To be done
Going through the material below, please gather all lines with the word "ребёнка" in them.

──────── Data listing ────────

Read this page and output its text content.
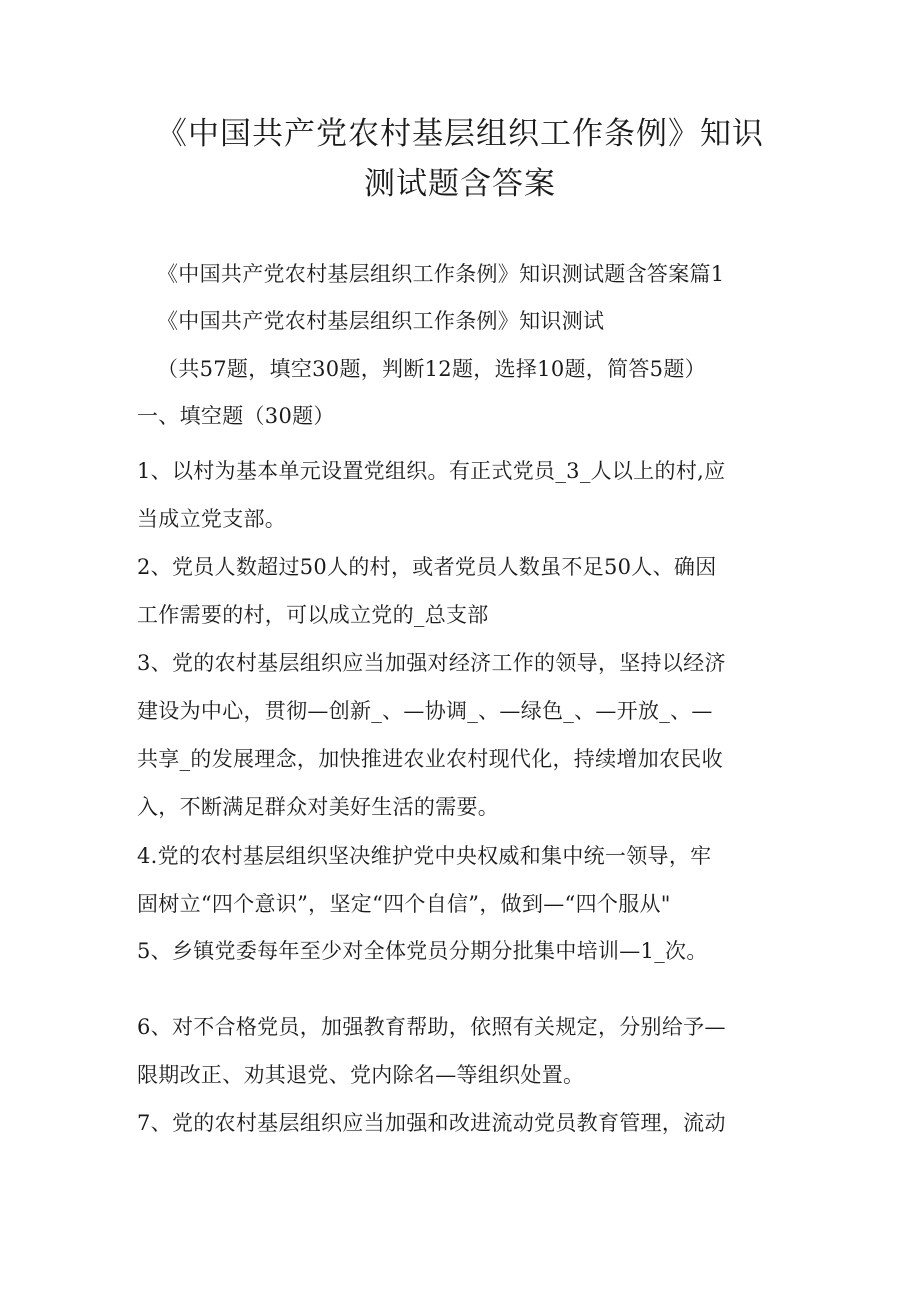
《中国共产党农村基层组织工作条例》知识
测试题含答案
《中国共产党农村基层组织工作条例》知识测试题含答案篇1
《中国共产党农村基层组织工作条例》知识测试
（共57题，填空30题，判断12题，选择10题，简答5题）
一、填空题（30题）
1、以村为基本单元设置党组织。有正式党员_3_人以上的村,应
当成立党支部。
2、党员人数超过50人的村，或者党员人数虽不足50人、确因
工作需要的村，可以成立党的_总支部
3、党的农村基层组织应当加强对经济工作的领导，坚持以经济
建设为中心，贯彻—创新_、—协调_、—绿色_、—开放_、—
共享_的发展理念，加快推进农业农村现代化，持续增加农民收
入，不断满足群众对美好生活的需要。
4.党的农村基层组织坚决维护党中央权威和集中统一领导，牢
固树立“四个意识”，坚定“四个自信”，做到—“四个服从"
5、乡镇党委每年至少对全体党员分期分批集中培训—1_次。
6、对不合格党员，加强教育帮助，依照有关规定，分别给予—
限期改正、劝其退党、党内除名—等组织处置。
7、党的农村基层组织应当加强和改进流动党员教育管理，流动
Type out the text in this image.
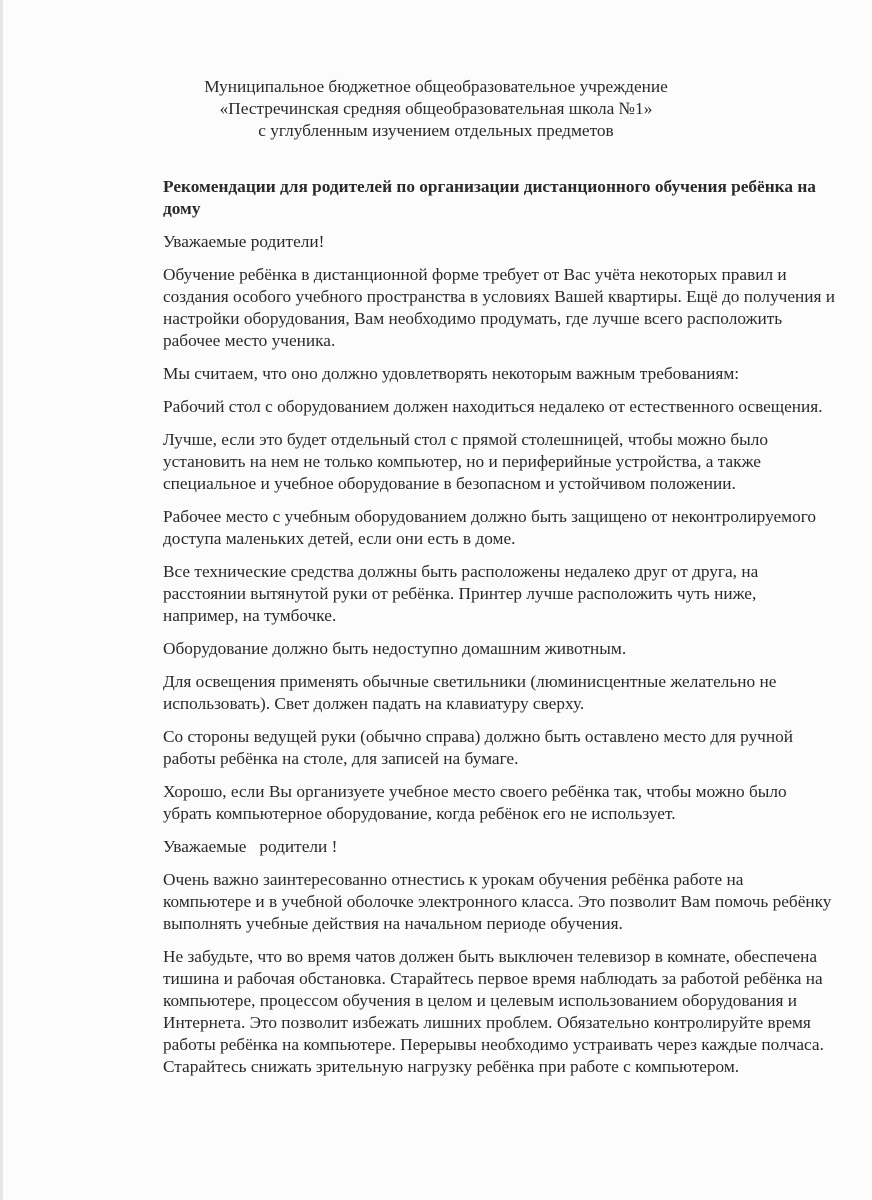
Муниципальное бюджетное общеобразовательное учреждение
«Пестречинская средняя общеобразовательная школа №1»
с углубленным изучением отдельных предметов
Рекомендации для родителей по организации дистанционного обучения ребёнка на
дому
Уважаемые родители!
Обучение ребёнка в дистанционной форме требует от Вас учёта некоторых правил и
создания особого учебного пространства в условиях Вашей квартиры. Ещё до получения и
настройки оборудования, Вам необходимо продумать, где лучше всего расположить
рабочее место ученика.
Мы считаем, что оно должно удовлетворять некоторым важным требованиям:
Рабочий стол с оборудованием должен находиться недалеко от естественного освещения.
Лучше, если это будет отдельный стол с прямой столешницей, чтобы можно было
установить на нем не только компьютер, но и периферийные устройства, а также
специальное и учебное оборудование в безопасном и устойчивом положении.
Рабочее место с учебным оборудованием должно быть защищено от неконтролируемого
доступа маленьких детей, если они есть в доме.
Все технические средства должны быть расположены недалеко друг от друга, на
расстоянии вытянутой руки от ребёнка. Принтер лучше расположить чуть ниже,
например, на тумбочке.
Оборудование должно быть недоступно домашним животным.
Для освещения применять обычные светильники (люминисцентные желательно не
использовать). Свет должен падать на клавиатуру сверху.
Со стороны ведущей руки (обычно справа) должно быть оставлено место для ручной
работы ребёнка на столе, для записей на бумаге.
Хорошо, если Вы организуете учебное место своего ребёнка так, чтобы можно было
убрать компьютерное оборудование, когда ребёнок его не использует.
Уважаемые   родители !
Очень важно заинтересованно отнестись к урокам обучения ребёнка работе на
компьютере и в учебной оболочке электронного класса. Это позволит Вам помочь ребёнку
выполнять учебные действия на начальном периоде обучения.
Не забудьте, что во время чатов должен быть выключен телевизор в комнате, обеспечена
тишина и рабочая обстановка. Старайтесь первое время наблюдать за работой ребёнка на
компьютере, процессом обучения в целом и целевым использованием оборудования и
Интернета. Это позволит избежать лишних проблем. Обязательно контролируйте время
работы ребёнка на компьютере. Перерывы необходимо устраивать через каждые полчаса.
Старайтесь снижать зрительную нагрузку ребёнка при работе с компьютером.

────────
──────── Data listing ────────

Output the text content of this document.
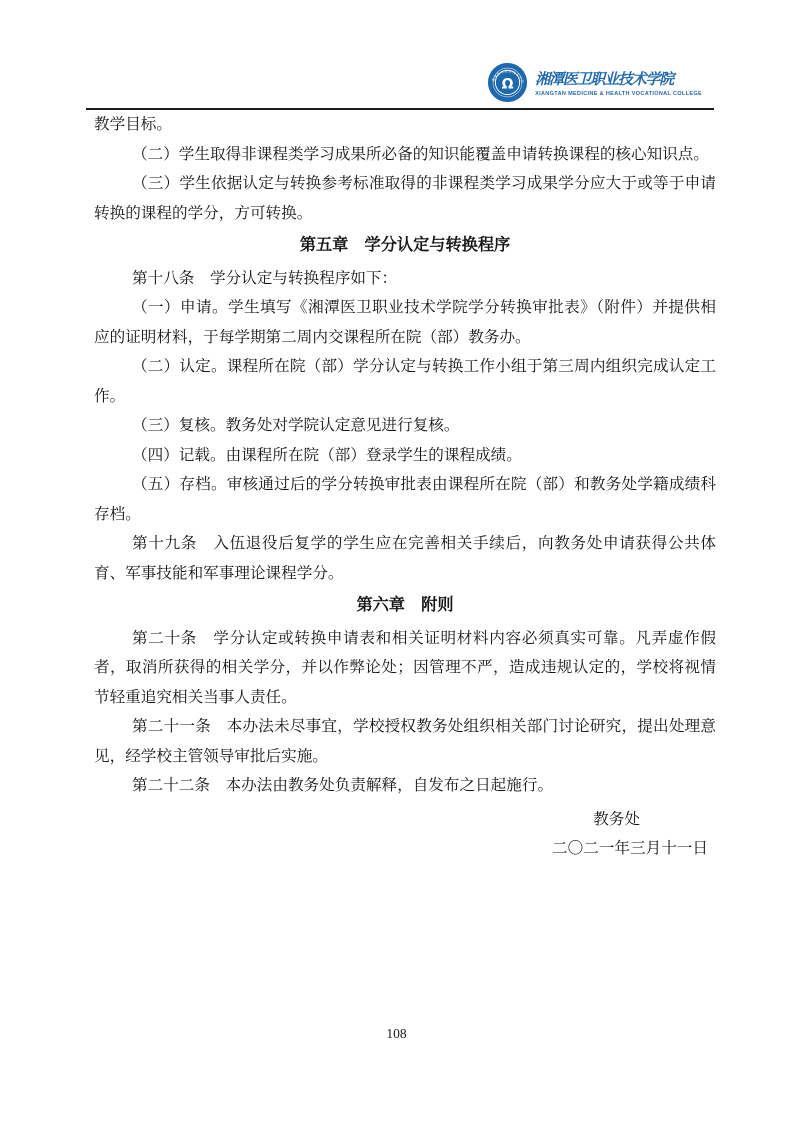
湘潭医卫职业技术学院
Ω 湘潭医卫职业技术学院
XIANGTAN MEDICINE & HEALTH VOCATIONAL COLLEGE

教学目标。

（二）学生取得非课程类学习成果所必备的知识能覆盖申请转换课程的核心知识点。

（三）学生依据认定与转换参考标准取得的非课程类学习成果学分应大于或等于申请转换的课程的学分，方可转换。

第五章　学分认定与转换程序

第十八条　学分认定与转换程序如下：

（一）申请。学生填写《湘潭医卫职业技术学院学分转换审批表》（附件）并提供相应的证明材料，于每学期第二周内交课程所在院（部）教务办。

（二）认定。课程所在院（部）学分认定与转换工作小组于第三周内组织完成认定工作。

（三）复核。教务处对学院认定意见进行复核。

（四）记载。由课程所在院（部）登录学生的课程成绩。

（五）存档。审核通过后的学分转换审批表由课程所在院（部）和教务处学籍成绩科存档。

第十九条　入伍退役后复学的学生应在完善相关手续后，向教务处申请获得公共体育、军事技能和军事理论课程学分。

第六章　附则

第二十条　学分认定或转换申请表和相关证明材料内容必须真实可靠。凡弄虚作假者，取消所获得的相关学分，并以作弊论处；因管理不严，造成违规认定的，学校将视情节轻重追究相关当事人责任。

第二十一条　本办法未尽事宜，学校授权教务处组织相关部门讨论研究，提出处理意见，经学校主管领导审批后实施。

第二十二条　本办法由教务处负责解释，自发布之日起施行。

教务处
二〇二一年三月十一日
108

────────

Task response
Рекомендации для родителей по организации дистанционного обучения ребёнка на
Обучение ребёнка в дистанционной форме требует от Вас учёта некоторых правил и
расстоянии вытянутой руки от ребёнка. Принтер лучше расположить чуть ниже,
работы ребёнка на столе, для записей на бумаге.
Хорошо, если Вы организуете учебное место своего ребёнка так, чтобы можно было
Очень важно заинтересованно отнестись к урокам обучения ребёнка работе на
тишина и рабочая обстановка. Старайтесь первое время наблюдать за работой ребёнка на
работы ребёнка на компьютере. Перерывы необходимо устраивать через каждые полчаса.
Старайтесь снижать зрительную нагрузку ребёнка при работе с компьютером.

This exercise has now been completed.